──────── ESTRATTO DEL DOCUMENTO ────────

Gymmit agevola certamente la gestione amministrativa: tra i servizi aggiuntivi a pagamento, troviamo, ad esempio, la pubblicazione online, in modo semplice, immediato e autonomo, del calendario corsi (con informazioni su intensità, personal trainer, orari) e il controllo virtuale delle prenotazioni.

Il fatto che alcuni servizi richiedano un’esposizione economica da parte dei gestori di centri e palestre, non dovrebbe – secondo Davide Senatore, ideatore del progetto, socio fondatore di Ingenium s.a.s., premiato anche quest’anno, per ben tre anni di seguito, con il riconoscimento Microsoft Most Valuable Professional MVP – fungere da disincentivo alla piena diffusione della piattaforma, «in quanto si tratta di costi veramente limitati, se confrontati ai benefici che offre la piattaforma. Pensa ad esempio al costo che dovrebbe sostenere una palestra per attrezzarsi con una soluzione proprietaria di pubblicazione calendari su dispositivi mobili in modalità multipiattaforma! Inoltre considera che, investendo nel sistema, la palestra cresce al crescere del servizio, ovvero ogni nuova funzionalità sviluppata, sarà immediatamente disponibile per i centri abbonati. Noi crediamo che queste funzionalità vadano offerte in modalità SAAS, ciò Software As A Service, e per questo devono essere a disposizione di tutti. Del resto, se ci pensi, nessuno di noi produce in casa l’energia elettrica o il gas, lo acquistiamo da una azienda di servizi. Sarà così anche per il software nel prossimo futuro».

──────── DATI REGISTRATI ────────

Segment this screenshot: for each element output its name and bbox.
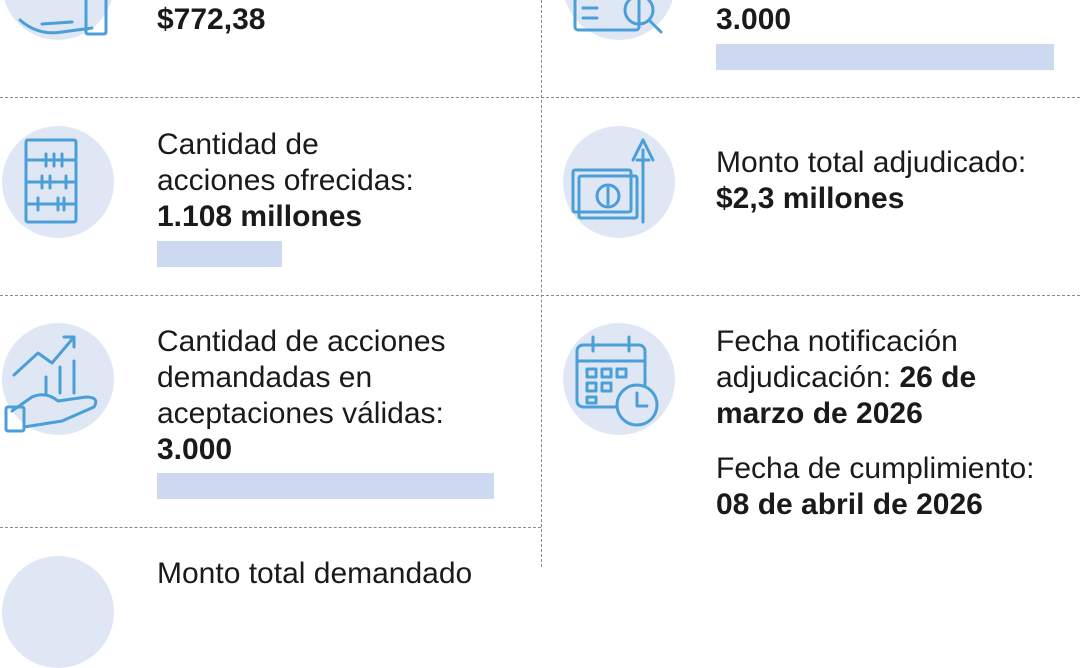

────────

§ **ESERCIZI**
#1 Riscrivi il passo dell'estratto su Gymmit che inizia con le parole contenenti "Gymmit agevola certamente" e termina con "virtuale delle prenotazioni.", sostituendo "calendario corsi" con "programma delle lezioni".
#2 Secondo l'estratto su Gymmit, quale riconoscimento ha ricevuto Davide Senatore per tre anni di seguito?
Le righe riportate non hanno alcun legame con l'estratto.

§ **SOLUZIONI SVOLTE**
#1
Gymmit agevola certamente la gestione amministrativa: tra i servizi aggiuntivi a pagamento, troviamo, ad esempio, la pubblicazione online, in modo semplice, immediato e autonomo, del programma delle lezioni (con informazioni su intensità, personal trainer, orari) e il controllo virtuale delle prenotazioni.

#2 Il riconoscimento Microsoft Most Valuable Professional MVP.